[Extracted records]
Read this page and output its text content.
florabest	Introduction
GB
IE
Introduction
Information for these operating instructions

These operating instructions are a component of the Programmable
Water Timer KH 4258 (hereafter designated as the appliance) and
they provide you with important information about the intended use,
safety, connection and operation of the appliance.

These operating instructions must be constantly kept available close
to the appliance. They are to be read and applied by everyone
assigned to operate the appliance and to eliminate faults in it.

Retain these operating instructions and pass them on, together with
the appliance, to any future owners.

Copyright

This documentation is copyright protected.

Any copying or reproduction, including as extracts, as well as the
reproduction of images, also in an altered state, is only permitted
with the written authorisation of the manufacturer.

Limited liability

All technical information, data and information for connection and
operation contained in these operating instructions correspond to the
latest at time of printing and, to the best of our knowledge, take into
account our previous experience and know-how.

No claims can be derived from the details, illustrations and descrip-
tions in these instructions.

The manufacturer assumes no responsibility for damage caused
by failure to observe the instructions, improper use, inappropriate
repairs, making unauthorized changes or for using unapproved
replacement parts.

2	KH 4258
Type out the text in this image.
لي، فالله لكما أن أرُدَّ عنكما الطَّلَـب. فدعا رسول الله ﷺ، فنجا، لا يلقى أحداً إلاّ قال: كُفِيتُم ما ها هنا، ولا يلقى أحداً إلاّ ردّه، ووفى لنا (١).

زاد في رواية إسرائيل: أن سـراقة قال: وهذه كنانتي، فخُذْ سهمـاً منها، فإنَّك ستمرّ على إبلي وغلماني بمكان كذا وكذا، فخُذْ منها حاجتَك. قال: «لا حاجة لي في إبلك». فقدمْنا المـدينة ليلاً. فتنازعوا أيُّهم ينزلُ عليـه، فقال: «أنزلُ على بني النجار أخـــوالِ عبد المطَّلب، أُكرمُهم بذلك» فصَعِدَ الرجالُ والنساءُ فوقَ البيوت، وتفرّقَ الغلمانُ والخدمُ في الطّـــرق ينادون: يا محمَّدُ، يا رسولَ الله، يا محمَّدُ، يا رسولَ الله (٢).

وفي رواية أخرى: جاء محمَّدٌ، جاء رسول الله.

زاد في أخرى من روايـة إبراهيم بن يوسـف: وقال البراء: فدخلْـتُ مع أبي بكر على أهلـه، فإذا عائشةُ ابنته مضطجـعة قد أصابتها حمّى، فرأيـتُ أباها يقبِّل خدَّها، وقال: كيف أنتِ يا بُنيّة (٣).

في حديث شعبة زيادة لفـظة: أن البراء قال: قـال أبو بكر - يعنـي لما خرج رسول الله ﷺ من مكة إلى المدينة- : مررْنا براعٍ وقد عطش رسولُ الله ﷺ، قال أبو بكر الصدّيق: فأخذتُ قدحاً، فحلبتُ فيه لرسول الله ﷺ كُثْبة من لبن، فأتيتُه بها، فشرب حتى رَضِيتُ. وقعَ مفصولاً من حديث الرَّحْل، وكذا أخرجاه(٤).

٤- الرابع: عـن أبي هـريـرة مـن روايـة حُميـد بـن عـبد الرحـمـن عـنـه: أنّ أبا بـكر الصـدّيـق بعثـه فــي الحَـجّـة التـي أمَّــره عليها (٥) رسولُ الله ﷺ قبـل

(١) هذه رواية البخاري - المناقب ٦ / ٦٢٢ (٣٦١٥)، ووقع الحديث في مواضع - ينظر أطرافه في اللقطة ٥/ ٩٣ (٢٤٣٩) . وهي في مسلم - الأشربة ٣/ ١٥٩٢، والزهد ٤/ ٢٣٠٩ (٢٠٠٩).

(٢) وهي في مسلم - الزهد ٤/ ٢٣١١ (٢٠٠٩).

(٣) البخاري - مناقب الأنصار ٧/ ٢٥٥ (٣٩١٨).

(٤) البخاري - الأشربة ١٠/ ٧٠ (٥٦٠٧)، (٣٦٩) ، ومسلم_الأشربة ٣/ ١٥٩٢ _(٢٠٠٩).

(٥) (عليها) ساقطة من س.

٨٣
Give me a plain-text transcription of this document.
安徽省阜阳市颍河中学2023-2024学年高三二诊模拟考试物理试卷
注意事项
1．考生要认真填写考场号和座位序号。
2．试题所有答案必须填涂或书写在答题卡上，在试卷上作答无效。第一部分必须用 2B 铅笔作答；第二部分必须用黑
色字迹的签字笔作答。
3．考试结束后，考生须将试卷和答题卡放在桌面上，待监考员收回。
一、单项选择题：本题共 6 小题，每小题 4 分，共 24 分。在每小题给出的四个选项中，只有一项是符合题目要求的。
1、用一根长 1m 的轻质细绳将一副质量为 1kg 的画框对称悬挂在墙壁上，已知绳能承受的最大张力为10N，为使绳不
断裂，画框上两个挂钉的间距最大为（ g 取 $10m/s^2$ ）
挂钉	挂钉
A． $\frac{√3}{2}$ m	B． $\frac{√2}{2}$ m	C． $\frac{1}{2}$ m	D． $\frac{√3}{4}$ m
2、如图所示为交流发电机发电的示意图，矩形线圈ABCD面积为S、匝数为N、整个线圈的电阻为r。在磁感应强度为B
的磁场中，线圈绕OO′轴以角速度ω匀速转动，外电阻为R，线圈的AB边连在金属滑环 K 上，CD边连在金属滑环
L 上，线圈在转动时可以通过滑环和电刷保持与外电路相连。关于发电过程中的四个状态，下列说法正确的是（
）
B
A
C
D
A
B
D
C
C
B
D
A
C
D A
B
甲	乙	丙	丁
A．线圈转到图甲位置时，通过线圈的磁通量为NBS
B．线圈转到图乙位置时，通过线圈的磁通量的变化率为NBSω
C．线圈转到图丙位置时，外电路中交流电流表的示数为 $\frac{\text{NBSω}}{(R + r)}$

• _TASK PROMPT_:
Copy all of the material word for word.

• _SOLUTION TO THIS TASK_:
Read this page and output its text content.
florabest	Introduction
GB
IE
Introduction
Information for these operating instructions

These operating instructions are a component of the Programmable
Water Timer KH 4258 (hereafter designated as the appliance) and
they provide you with important information about the intended use,
safety, connection and operation of the appliance.

These operating instructions must be constantly kept available close
to the appliance. They are to be read and applied by everyone
assigned to operate the appliance and to eliminate faults in it.

Retain these operating instructions and pass them on, together with
the appliance, to any future owners.

Copyright

This documentation is copyright protected.

Any copying or reproduction, including as extracts, as well as the
reproduction of images, also in an altered state, is only permitted
with the written authorisation of the manufacturer.

Limited liability

All technical information, data and information for connection and
operation contained in these operating instructions correspond to the
latest at time of printing and, to the best of our knowledge, take into
account our previous experience and know-how.

No claims can be derived from the details, illustrations and descrip-
tions in these instructions.

The manufacturer assumes no responsibility for damage caused
by failure to observe the instructions, improper use, inappropriate
repairs, making unauthorized changes or for using unapproved
replacement parts.

2	KH 4258
Type out the text in this image.
لي، فالله لكما أن أرُدَّ عنكما الطَّلَـب. فدعا رسول الله ﷺ، فنجا، لا يلقى أحداً إلاّ قال: كُفِيتُم ما ها هنا، ولا يلقى أحداً إلاّ ردّه، ووفى لنا (١).

زاد في رواية إسرائيل: أن سـراقة قال: وهذه كنانتي، فخُذْ سهمـاً منها، فإنَّك ستمرّ على إبلي وغلماني بمكان كذا وكذا، فخُذْ منها حاجتَك. قال: «لا حاجة لي في إبلك». فقدمْنا المـدينة ليلاً. فتنازعوا أيُّهم ينزلُ عليـه، فقال: «أنزلُ على بني النجار أخـــوالِ عبد المطَّلب، أُكرمُهم بذلك» فصَعِدَ الرجالُ والنساءُ فوقَ البيوت، وتفرّقَ الغلمانُ والخدمُ في الطّـــرق ينادون: يا محمَّدُ، يا رسولَ الله، يا محمَّدُ، يا رسولَ الله (٢).

وفي رواية أخرى: جاء محمَّدٌ، جاء رسول الله.

زاد في أخرى من روايـة إبراهيم بن يوسـف: وقال البراء: فدخلْـتُ مع أبي بكر على أهلـه، فإذا عائشةُ ابنته مضطجـعة قد أصابتها حمّى، فرأيـتُ أباها يقبِّل خدَّها، وقال: كيف أنتِ يا بُنيّة (٣).

في حديث شعبة زيادة لفـظة: أن البراء قال: قـال أبو بكر - يعنـي لما خرج رسول الله ﷺ من مكة إلى المدينة- : مررْنا براعٍ وقد عطش رسولُ الله ﷺ، قال أبو بكر الصدّيق: فأخذتُ قدحاً، فحلبتُ فيه لرسول الله ﷺ كُثْبة من لبن، فأتيتُه بها، فشرب حتى رَضِيتُ. وقعَ مفصولاً من حديث الرَّحْل، وكذا أخرجاه(٤).

٤- الرابع: عـن أبي هـريـرة مـن روايـة حُميـد بـن عـبد الرحـمـن عـنـه: أنّ أبا بـكر الصـدّيـق بعثـه فــي الحَـجّـة التـي أمَّــره عليها (٥) رسولُ الله ﷺ قبـل

(١) هذه رواية البخاري - المناقب ٦ / ٦٢٢ (٣٦١٥)، ووقع الحديث في مواضع - ينظر أطرافه في اللقطة ٥/ ٩٣ (٢٤٣٩) . وهي في مسلم - الأشربة ٣/ ١٥٩٢، والزهد ٤/ ٢٣٠٩ (٢٠٠٩).

(٢) وهي في مسلم - الزهد ٤/ ٢٣١١ (٢٠٠٩).

(٣) البخاري - مناقب الأنصار ٧/ ٢٥٥ (٣٩١٨).

(٤) البخاري - الأشربة ١٠/ ٧٠ (٥٦٠٧)، (٣٦٩) ، ومسلم_الأشربة ٣/ ١٥٩٢ _(٢٠٠٩).

(٥) (عليها) ساقطة من س.

٨٣
Give me a plain-text transcription of this document.
安徽省阜阳市颍河中学2023-2024学年高三二诊模拟考试物理试卷
注意事项
1．考生要认真填写考场号和座位序号。
2．试题所有答案必须填涂或书写在答题卡上，在试卷上作答无效。第一部分必须用 2B 铅笔作答；第二部分必须用黑
色字迹的签字笔作答。
3．考试结束后，考生须将试卷和答题卡放在桌面上，待监考员收回。
一、单项选择题：本题共 6 小题，每小题 4 分，共 24 分。在每小题给出的四个选项中，只有一项是符合题目要求的。
1、用一根长 1m 的轻质细绳将一副质量为 1kg 的画框对称悬挂在墙壁上，已知绳能承受的最大张力为10N，为使绳不
断裂，画框上两个挂钉的间距最大为（ g 取 $10m/s^2$ ）
挂钉	挂钉
A． $\frac{√3}{2}$ m	B． $\frac{√2}{2}$ m	C． $\frac{1}{2}$ m	D． $\frac{√3}{4}$ m
2、如图所示为交流发电机发电的示意图，矩形线圈ABCD面积为S、匝数为N、整个线圈的电阻为r。在磁感应强度为B
的磁场中，线圈绕OO′轴以角速度ω匀速转动，外电阻为R，线圈的AB边连在金属滑环 K 上，CD边连在金属滑环
L 上，线圈在转动时可以通过滑环和电刷保持与外电路相连。关于发电过程中的四个状态，下列说法正确的是（
）
B
A
C
D
A
B
D
C
C
B
D
A
C
D A
B
甲	乙	丙	丁
A．线圈转到图甲位置时，通过线圈的磁通量为NBS
B．线圈转到图乙位置时，通过线圈的磁通量的变化率为NBSω
C．线圈转到图丙位置时，外电路中交流电流表的示数为 $\frac{\text{NBSω}}{(R + r)}$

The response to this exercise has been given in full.